Dataset records
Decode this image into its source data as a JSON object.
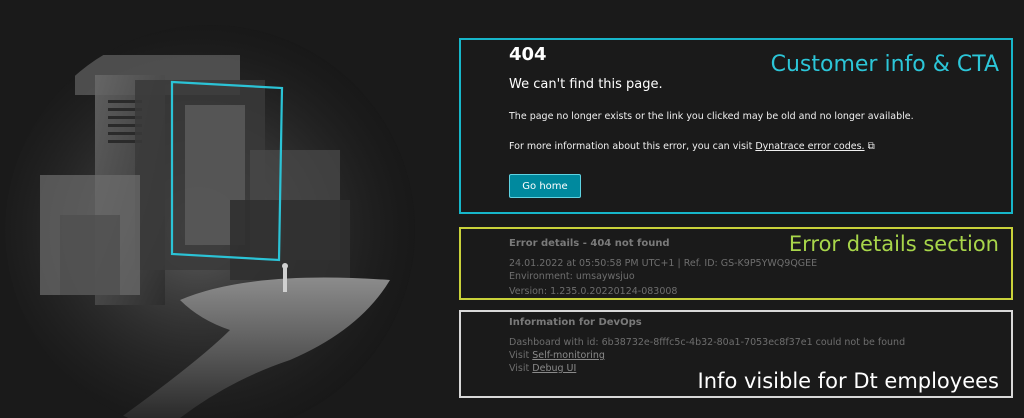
{
  "annotations": {
    "customer": "Customer info & CTA",
    "error_details": "Error details section",
    "devops": "Info visible for Dt employees"
  },
  "error_page": {
    "code": "404",
    "heading": "We can't find this page.",
    "message": "The page no longer exists or the link you clicked may be old and no longer available.",
    "more_info_prefix": "For more information about this error, you can visit",
    "more_info_link": "Dynatrace error codes.",
    "go_home_label": "Go home"
  },
  "error_details": {
    "title": "Error details - 404 not found",
    "timestamp": "24.01.2022 at 05:50:58 PM UTC+1 | Ref. ID: GS-K9P5YWQ9QGEE",
    "environment": "Environment: umsaywsjuo",
    "version": "Version: 1.235.0.20220124-083008"
  },
  "devops": {
    "title": "Information for DevOps",
    "dashboard_msg": "Dashboard with id: 6b38732e-8fffc5c-4b32-80a1-7053ec8f37e1 could not be found",
    "visit_prefix": "Visit",
    "self_monitoring": "Self-monitoring",
    "debug_ui": "Debug UI"
  },
  "colors": {
    "background": "#1a1a1a",
    "cyan": "#17b6c9",
    "yellow_green": "#c9d23a",
    "white_border": "#d8d8d8",
    "button": "#00899e"
  }
}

Given instruction
Set down the records in full and exactly. Do not carry over any image.

Response
Decode this image into its source data as a JSON object.
{
  "annotations": {
    "customer": "Customer info & CTA",
    "error_details": "Error details section",
    "devops": "Info visible for Dt employees"
  },
  "error_page": {
    "code": "404",
    "heading": "We can't find this page.",
    "message": "The page no longer exists or the link you clicked may be old and no longer available.",
    "more_info_prefix": "For more information about this error, you can visit",
    "more_info_link": "Dynatrace error codes.",
    "go_home_label": "Go home"
  },
  "error_details": {
    "title": "Error details - 404 not found",
    "timestamp": "24.01.2022 at 05:50:58 PM UTC+1 | Ref. ID: GS-K9P5YWQ9QGEE",
    "environment": "Environment: umsaywsjuo",
    "version": "Version: 1.235.0.20220124-083008"
  },
  "devops": {
    "title": "Information for DevOps",
    "dashboard_msg": "Dashboard with id: 6b38732e-8fffc5c-4b32-80a1-7053ec8f37e1 could not be found",
    "visit_prefix": "Visit",
    "self_monitoring": "Self-monitoring",
    "debug_ui": "Debug UI"
  },
  "colors": {
    "background": "#1a1a1a",
    "cyan": "#17b6c9",
    "yellow_green": "#c9d23a",
    "white_border": "#d8d8d8",
    "button": "#00899e"
  }
}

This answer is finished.